**Goal of the exercise**
Edit the rows below by replacing "VOLUME control" with "VOLUME knob" everywhere it appears, leaving everything else unchanged, and leave the pictures out.

** begin **

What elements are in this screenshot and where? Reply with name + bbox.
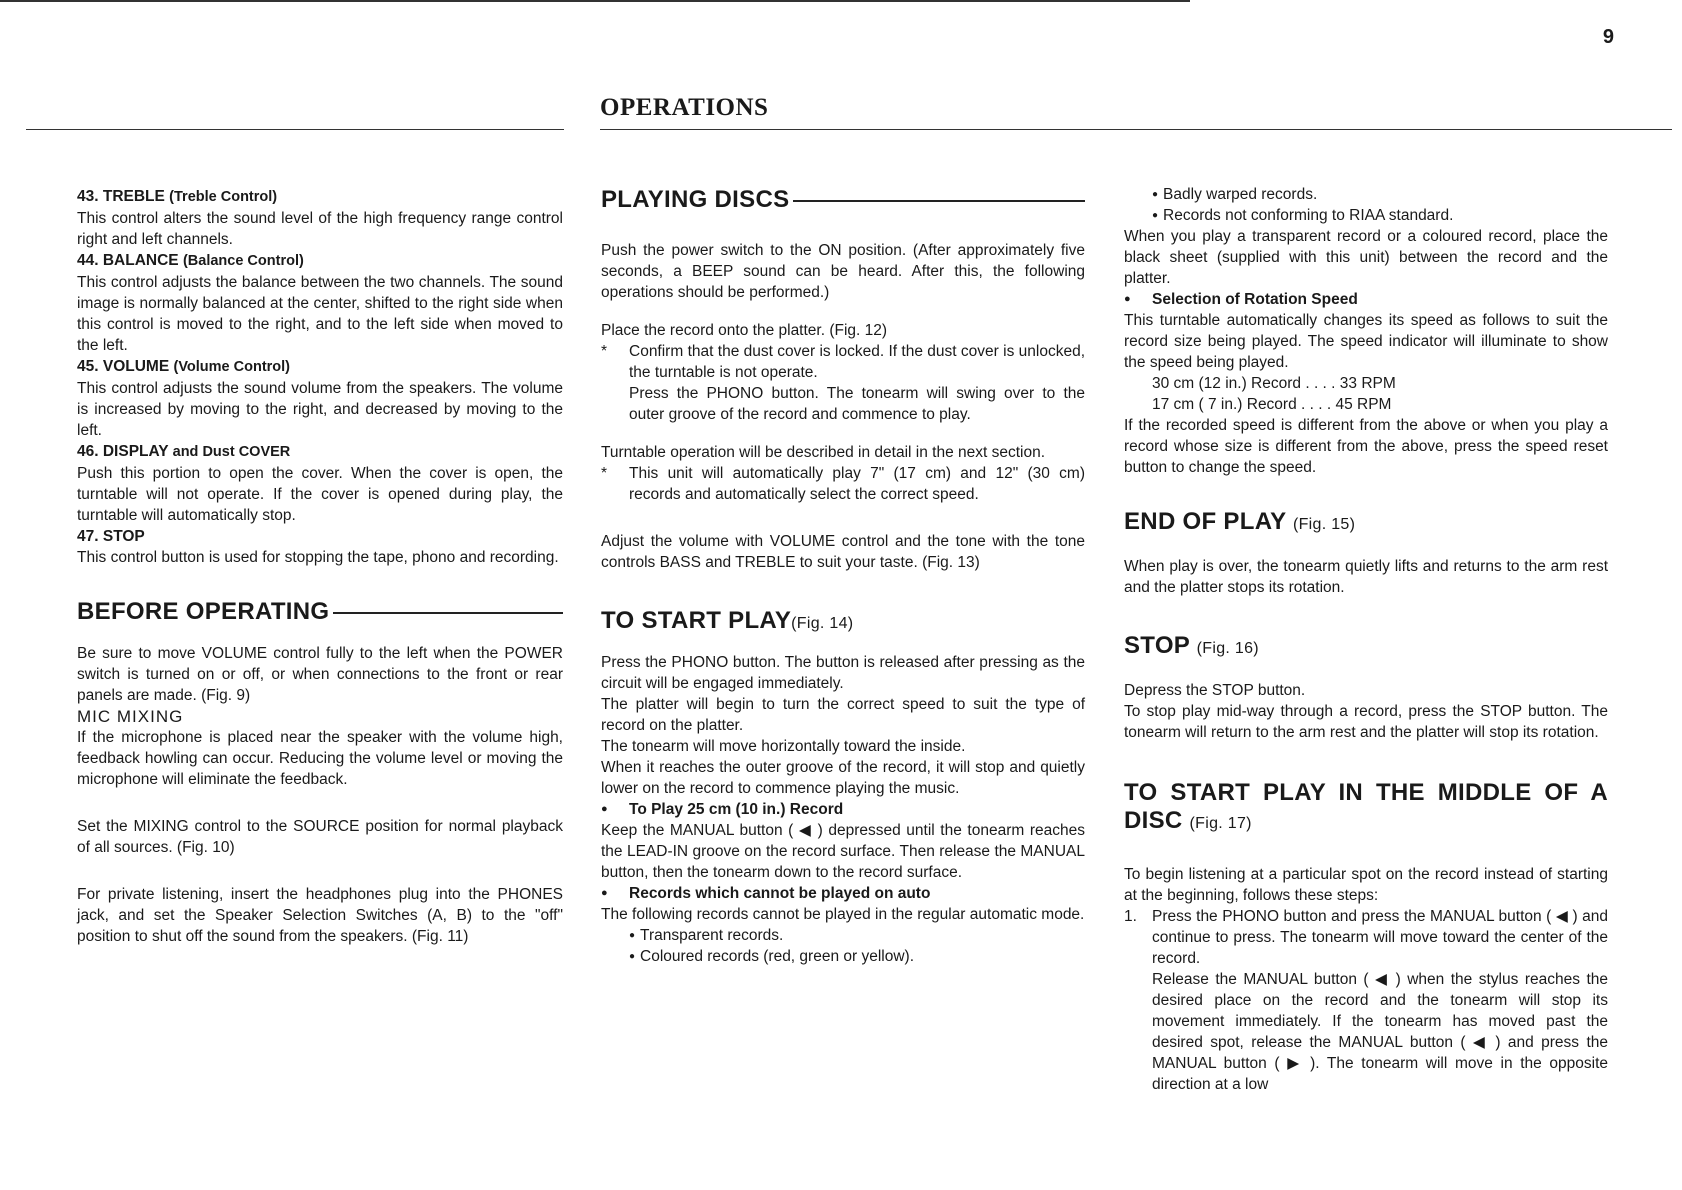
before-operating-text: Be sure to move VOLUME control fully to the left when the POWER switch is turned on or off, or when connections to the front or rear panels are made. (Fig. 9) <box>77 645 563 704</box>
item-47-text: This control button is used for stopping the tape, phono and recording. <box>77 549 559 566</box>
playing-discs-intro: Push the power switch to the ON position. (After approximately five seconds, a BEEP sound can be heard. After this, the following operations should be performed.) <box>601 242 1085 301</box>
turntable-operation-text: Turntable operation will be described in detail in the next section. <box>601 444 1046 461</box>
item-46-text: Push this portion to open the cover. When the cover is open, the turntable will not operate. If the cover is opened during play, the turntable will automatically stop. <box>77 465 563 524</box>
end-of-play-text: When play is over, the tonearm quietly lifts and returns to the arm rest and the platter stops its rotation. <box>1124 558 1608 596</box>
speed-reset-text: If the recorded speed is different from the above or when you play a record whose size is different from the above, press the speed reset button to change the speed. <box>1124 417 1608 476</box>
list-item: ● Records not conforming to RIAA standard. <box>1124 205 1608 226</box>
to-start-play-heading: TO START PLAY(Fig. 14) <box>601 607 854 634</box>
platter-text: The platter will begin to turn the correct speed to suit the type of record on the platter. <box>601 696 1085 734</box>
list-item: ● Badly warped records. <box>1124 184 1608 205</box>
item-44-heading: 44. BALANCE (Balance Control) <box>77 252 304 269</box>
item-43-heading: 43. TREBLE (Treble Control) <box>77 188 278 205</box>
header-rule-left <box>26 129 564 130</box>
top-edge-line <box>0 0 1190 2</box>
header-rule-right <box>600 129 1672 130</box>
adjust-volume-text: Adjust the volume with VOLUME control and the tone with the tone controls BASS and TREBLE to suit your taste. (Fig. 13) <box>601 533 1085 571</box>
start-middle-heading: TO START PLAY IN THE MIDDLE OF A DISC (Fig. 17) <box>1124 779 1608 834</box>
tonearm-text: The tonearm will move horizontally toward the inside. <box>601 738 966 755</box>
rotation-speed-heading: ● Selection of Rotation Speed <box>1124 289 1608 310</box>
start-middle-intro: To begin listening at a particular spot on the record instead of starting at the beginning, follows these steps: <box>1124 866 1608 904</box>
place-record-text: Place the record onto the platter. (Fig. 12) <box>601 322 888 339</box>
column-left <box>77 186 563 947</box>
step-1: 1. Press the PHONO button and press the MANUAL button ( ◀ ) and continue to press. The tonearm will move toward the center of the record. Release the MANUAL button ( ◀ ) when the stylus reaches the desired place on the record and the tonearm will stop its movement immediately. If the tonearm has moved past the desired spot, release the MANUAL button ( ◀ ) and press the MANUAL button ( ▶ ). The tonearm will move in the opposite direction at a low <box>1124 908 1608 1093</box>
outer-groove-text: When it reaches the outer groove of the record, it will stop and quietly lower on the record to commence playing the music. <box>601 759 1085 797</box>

** end **

**Answer below**
What elements are in this screenshot and where? Reply with name + bbox.
before-operating-text: Be sure to move VOLUME knob fully to the left when the POWER switch is turned on or off, or when connections to the front or rear panels are made. (Fig. 9) <box>77 645 563 704</box>
item-47-text: This control button is used for stopping the tape, phono and recording. <box>77 549 559 566</box>
playing-discs-intro: Push the power switch to the ON position. (After approximately five seconds, a BEEP sound can be heard. After this, the following operations should be performed.) <box>601 242 1085 301</box>
turntable-operation-text: Turntable operation will be described in detail in the next section. <box>601 444 1046 461</box>
item-46-text: Push this portion to open the cover. When the cover is open, the turntable will not operate. If the cover is opened during play, the turntable will automatically stop. <box>77 465 563 524</box>
end-of-play-text: When play is over, the tonearm quietly lifts and returns to the arm rest and the platter stops its rotation. <box>1124 558 1608 596</box>
speed-reset-text: If the recorded speed is different from the above or when you play a record whose size is different from the above, press the speed reset button to change the speed. <box>1124 417 1608 476</box>
list-item: ● Records not conforming to RIAA standard. <box>1124 205 1608 226</box>
to-start-play-heading: TO START PLAY(Fig. 14) <box>601 607 854 634</box>
platter-text: The platter will begin to turn the correct speed to suit the type of record on the platter. <box>601 696 1085 734</box>
list-item: ● Badly warped records. <box>1124 184 1608 205</box>
item-44-heading: 44. BALANCE (Balance Control) <box>77 252 304 269</box>
item-43-heading: 43. TREBLE (Treble Control) <box>77 188 278 205</box>
header-rule-left <box>26 129 564 130</box>
top-edge-line <box>0 0 1190 2</box>
header-rule-right <box>600 129 1672 130</box>
adjust-volume-text: Adjust the volume with VOLUME knob and the tone with the tone controls BASS and TREBLE to suit your taste. (Fig. 13) <box>601 533 1085 571</box>
start-middle-heading: TO START PLAY IN THE MIDDLE OF A DISC (Fig. 17) <box>1124 779 1608 834</box>
tonearm-text: The tonearm will move horizontally toward the inside. <box>601 738 966 755</box>
rotation-speed-heading: ● Selection of Rotation Speed <box>1124 289 1608 310</box>
start-middle-intro: To begin listening at a particular spot on the record instead of starting at the beginning, follows these steps: <box>1124 866 1608 904</box>
place-record-text: Place the record onto the platter. (Fig. 12) <box>601 322 888 339</box>
column-left <box>77 186 563 947</box>
step-1: 1. Press the PHONO button and press the MANUAL button ( ◀ ) and continue to press. The tonearm will move toward the center of the record. Release the MANUAL button ( ◀ ) when the stylus reaches the desired place on the record and the tonearm will stop its movement immediately. If the tonearm has moved past the desired spot, release the MANUAL button ( ◀ ) and press the MANUAL button ( ▶ ). The tonearm will move in the opposite direction at a low <box>1124 908 1608 1093</box>
outer-groove-text: When it reaches the outer groove of the record, it will stop and quietly lower on the record to commence playing the music. <box>601 759 1085 797</box>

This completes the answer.